TEXT FOR ANALYSIS
================

Thailand plans to reopen to fully vaccinated visitors in October, according to government officials last Friday, as the country attempts to rebuild a tourism industry decimated by the pandemic.
Tourism contributed one-fifth of Thailand’s national income in 2019, but travel restrictions imposed to combat Covid-19 reduced the usual influx of foreign visitors to almost nothing, contributing to the economy’s worst performance in over 20 years.
Despite a deadly third wave of infections caused by the Delta variant; the kingdom is pressing ahead with plans to reopen.
The Tourism Authority of Thailand announced that beginning October 1, fully vaccinated foreign visitors will be able to visit Bangkok and four other provinces without being subjected to a two-week hotel quarantine.
Instead, the five provinces – which also include Chiang Mai, Chon Buri, Phetchaburi, and Prachuap Khiri Khan – are expected to follow a “sandbox” model like the one that has been tested in Phuket since July.
Tourists must stay within a specific area for seven days after arrival and take Covid-19 tests under the Sandbox scheme.
Later in October, 21 new destinations will be added to the list, including Chiang Rai, Sukhothai, and the popular seaside resort of Rayong.
However, Thailand’s third and deadliest Covid-19 wave has not yet subsided, and the tourism agency has warned that the plans may change.
Thailand escaped Covid-19 relatively unscathed in 2020, with low numbers of infections, but since April, the Delta variant has taken hold, and cases have risen to more than 1.3 million, with nearly 14,000 deaths.
According to government spokesman Thanakorn Wangboonkongchana, more than 29,000 fully vaccinated international visitors visited Phuket’s beach under the Sandbox scheme, generating nearly A$68 million in revenue.

================

TASK ITEM A
Do these statements agree with the article on Thailand's reopening to tourists? (i) Under the Sandbox scheme, tourists must stay within a specific area for fourteen days after arrival. (ii) Chiang Mai is one of the five provinces opening to fully vaccinated visitors on October 1. (iii) Thailand had low numbers of infections in 2020. Answer yes or no for each, quoting the words of the article that decide it.
TASK ITEM B
Continue the article on Thailand's reopening to tourists, starting after its last sentence.
Nothing in the stored items is needed.

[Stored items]
================

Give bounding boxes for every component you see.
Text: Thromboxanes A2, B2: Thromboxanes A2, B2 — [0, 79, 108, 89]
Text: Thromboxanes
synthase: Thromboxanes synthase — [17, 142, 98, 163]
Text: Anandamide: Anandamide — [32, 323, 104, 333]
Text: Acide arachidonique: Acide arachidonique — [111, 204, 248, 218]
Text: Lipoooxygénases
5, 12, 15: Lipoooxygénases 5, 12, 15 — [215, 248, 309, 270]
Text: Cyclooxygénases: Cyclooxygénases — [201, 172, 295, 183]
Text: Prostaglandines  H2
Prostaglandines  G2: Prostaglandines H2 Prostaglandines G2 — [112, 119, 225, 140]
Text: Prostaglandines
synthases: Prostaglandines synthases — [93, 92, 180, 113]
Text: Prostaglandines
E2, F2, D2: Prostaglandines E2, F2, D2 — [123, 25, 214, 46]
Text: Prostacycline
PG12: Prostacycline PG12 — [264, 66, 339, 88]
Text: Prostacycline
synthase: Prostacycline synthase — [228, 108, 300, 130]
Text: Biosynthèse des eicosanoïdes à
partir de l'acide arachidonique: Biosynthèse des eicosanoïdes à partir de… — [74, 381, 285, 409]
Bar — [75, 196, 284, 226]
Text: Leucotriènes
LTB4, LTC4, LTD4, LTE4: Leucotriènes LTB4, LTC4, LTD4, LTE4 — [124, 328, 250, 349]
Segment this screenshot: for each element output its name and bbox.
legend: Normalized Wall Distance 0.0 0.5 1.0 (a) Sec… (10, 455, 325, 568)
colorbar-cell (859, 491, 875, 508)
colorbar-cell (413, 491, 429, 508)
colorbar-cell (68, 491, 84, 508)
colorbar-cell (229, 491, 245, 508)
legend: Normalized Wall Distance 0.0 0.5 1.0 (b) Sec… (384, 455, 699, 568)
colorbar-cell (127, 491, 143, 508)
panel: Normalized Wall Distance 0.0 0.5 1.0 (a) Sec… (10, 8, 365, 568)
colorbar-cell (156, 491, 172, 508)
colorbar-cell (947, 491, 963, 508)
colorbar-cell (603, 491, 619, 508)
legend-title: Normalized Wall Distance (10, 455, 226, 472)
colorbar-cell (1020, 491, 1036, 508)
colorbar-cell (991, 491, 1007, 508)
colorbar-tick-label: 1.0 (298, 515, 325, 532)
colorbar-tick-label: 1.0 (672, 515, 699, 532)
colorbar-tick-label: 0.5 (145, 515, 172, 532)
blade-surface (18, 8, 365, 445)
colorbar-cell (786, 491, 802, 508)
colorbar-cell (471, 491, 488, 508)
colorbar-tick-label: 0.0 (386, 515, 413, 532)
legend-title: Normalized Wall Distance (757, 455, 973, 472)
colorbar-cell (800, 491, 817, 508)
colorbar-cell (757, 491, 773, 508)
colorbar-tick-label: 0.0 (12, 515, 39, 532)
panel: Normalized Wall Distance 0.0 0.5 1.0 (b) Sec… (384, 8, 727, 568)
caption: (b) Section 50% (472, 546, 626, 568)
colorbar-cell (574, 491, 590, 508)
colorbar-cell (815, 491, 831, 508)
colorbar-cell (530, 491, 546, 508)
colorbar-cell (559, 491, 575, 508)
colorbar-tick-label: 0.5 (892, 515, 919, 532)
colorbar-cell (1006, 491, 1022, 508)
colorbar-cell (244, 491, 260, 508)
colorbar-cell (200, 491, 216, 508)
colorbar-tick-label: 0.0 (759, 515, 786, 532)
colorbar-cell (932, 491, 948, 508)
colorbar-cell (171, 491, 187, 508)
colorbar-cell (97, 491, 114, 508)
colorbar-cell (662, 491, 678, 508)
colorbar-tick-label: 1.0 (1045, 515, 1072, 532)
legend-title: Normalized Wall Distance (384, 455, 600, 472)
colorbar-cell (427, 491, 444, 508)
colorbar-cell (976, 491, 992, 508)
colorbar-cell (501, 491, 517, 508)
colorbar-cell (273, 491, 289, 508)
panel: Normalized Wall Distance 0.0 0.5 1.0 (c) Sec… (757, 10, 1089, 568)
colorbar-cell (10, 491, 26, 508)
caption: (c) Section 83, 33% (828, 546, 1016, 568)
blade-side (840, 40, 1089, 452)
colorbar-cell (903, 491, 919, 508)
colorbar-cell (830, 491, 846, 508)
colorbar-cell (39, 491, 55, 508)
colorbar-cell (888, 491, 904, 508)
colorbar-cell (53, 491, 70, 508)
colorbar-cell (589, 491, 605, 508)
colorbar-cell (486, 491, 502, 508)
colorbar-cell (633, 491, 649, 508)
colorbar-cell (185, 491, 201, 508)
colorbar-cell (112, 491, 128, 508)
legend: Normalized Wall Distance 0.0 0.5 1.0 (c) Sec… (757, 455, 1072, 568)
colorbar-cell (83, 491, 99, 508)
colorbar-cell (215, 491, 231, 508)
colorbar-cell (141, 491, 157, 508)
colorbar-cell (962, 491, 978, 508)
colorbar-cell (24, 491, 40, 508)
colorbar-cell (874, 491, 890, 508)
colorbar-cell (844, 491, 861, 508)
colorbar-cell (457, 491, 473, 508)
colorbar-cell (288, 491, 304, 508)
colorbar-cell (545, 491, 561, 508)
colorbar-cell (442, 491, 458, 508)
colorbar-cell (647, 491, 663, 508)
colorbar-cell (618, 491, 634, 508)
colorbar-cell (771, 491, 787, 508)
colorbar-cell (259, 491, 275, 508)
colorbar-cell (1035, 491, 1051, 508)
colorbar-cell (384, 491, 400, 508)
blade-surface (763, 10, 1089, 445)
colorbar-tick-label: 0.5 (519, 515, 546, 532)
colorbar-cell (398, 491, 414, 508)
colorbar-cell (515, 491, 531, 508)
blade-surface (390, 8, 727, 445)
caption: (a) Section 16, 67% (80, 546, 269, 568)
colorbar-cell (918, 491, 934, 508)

================

WRITTEN RESPONSE A
(i) No: "Tourists must stay within a specific area for seven days after arrival"
(ii) Yes: "the five provinces – which also include Chiang Mai, Chon Buri, Phetchaburi, and Prachuap Khiri Khan"
(iii) Yes: "Thailand escaped Covid-19 relatively unscathed in 2020, with low numbers of infections"

WRITTEN RESPONSE B
Three more Thai islands, Samui, Tao, and Phangan, reopened with slightly more stringent restrictions.
Cities and provinces that house more than 40% of Thailand’s population and generate more than three-quarters of the country’s output are currently subject to strict restrictions, including the closure of all “non-essential” businesses, restrictions on inter-provincial travel, and a curfew between 9 p.m. and 4 a.m.
Thailand’s parliament last week approved a 3.1 trillion-baht (US$93 billion) spending plan for the fiscal year beginning October 1, which seeks to increase spending on combating the Covid-19 outbreak while reducing spending on defence and education.
The travel advice of other countries discouraging would-be tourists from visiting Thailand is one cloud hanging over Thailand’s tourism revival plans.
Because of rising case numbers and low vaccination rates, the United Kingdom and the United States have issued travel warnings to Thailand.
According to the government’s Covid-19 task force, approximately 16% of the Thai population has received two coronavirus vaccine doses.